# [WORK INSTRUCTIONS]
Search the data for the string "woman" and gather each line it is in.
— START DATA LINES —
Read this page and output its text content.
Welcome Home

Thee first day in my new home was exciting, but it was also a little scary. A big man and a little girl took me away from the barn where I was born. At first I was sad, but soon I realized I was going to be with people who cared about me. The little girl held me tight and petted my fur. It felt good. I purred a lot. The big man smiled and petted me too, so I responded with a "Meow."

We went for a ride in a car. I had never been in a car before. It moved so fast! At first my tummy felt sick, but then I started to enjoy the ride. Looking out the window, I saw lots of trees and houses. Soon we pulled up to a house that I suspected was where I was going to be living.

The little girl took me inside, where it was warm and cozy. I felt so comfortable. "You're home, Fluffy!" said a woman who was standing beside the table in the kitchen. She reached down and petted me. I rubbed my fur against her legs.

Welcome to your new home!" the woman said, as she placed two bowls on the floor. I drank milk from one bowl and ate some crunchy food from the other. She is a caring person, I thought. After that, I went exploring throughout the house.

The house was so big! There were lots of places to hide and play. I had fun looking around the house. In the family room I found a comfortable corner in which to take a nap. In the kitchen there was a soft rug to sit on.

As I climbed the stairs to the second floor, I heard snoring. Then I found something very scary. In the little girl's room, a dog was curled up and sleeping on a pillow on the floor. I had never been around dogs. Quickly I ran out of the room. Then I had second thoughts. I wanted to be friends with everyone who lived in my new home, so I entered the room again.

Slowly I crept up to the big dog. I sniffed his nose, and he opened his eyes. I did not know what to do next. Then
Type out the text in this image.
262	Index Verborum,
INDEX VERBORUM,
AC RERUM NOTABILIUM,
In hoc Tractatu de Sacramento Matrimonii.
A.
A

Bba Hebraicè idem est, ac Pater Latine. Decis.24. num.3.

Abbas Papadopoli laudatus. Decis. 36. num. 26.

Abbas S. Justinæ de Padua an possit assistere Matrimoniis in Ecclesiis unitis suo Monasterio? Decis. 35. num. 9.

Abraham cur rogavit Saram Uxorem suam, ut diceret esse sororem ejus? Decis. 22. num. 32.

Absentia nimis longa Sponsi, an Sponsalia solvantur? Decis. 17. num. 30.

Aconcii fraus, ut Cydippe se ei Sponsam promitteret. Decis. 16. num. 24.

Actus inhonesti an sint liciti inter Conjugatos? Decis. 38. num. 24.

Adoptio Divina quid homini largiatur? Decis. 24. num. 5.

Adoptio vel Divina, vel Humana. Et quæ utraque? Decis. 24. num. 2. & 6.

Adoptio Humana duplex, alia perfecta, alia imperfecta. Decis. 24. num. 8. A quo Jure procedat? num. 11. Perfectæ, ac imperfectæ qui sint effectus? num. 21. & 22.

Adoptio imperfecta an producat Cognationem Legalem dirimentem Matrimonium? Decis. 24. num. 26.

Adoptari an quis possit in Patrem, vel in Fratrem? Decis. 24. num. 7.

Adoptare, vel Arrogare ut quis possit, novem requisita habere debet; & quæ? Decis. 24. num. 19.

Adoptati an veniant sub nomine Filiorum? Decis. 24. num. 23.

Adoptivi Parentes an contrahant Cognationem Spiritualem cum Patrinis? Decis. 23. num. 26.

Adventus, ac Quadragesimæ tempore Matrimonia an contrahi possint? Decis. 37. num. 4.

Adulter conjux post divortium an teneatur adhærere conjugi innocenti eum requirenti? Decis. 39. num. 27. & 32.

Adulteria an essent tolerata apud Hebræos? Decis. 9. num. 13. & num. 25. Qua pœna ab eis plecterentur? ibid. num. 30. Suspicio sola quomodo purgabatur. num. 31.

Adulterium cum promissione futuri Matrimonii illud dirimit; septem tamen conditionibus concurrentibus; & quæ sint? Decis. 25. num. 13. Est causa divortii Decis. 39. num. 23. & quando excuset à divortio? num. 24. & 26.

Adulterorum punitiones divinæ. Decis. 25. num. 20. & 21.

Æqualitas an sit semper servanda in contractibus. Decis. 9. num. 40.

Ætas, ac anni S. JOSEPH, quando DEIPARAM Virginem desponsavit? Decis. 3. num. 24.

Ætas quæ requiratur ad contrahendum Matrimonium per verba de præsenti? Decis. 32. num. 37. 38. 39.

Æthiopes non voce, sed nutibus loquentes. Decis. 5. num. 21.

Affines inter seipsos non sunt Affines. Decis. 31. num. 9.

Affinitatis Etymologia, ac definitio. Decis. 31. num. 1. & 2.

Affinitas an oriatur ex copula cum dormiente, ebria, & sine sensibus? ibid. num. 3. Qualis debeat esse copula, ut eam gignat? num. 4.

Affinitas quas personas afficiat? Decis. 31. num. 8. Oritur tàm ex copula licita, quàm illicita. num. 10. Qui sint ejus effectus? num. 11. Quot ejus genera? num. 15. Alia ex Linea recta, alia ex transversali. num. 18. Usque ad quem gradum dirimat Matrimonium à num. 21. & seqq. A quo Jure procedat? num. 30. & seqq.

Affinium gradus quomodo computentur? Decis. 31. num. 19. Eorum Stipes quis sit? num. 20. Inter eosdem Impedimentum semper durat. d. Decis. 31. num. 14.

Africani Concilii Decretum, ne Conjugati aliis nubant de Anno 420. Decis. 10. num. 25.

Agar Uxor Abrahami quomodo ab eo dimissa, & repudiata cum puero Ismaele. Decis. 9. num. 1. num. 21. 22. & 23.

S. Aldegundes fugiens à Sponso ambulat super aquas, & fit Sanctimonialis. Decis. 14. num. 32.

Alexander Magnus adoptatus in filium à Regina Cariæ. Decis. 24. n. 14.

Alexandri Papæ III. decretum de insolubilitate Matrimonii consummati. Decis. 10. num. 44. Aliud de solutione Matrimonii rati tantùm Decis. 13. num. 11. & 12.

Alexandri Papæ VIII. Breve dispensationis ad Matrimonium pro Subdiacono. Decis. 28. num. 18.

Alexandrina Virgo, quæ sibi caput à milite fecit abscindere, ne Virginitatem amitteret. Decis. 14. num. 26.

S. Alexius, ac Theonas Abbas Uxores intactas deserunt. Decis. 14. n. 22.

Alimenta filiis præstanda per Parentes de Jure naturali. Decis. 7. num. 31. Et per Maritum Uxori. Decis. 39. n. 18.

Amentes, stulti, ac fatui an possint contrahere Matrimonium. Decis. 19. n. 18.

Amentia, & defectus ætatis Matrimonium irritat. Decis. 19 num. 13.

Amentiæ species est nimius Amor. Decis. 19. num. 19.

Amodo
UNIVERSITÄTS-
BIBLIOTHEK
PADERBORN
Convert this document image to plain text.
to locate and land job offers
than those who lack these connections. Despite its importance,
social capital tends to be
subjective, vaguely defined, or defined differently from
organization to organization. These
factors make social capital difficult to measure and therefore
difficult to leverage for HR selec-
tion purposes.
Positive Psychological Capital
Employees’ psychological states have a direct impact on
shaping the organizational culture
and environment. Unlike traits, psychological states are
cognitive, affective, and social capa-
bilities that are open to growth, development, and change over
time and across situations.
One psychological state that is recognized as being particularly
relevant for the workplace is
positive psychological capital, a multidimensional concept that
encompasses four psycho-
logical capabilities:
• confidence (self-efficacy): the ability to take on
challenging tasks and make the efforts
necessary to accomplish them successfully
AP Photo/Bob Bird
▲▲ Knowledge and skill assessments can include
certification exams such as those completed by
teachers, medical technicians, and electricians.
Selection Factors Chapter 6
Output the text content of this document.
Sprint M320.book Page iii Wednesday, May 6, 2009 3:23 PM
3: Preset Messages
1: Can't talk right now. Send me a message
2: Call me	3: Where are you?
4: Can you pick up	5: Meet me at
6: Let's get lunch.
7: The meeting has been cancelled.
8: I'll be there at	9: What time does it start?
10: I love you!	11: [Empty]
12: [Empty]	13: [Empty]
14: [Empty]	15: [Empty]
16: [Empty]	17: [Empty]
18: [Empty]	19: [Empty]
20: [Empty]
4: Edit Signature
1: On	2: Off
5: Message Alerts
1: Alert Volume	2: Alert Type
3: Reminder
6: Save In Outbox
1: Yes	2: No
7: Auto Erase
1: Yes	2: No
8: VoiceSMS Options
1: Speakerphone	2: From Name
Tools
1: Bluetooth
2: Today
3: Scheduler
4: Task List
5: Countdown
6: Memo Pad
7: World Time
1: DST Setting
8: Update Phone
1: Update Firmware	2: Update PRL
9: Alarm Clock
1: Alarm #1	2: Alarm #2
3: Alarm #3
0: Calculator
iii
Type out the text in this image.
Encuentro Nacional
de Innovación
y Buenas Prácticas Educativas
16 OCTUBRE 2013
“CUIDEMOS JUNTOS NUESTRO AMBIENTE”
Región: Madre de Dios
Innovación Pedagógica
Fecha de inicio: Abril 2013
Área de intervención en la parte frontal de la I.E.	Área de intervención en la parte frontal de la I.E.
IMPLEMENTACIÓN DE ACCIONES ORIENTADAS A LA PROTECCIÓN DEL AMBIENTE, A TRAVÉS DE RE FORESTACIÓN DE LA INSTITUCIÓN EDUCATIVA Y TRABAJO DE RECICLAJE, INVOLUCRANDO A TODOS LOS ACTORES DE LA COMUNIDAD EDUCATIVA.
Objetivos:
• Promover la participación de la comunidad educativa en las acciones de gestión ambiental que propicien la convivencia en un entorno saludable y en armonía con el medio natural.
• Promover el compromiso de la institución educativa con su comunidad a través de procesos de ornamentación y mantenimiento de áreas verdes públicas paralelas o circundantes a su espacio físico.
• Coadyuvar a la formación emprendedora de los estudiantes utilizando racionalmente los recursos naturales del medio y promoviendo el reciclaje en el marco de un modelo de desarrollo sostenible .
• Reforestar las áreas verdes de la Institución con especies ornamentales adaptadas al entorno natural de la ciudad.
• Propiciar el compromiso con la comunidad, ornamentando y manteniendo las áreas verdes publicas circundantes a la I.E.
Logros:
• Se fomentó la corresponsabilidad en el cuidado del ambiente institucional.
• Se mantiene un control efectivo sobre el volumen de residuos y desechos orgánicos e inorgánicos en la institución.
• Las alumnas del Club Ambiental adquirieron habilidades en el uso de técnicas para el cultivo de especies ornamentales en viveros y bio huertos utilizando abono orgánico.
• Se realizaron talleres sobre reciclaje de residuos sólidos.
— END DATA LINES —
# [THE RESULT]
The little girl took me inside, where it was warm and cozy. I felt so comfortable. "You're home, Fluffy!" said a woman who was standing beside the table in the kitchen. She reached down and petted me. I rubbed my fur against her legs.
Welcome to your new home!" the woman said, as she placed two bowls on the floor. I drank milk from one bowl and ate some crunchy food from the other. She is a caring person, I thought. After that, I went exploring throughout the house.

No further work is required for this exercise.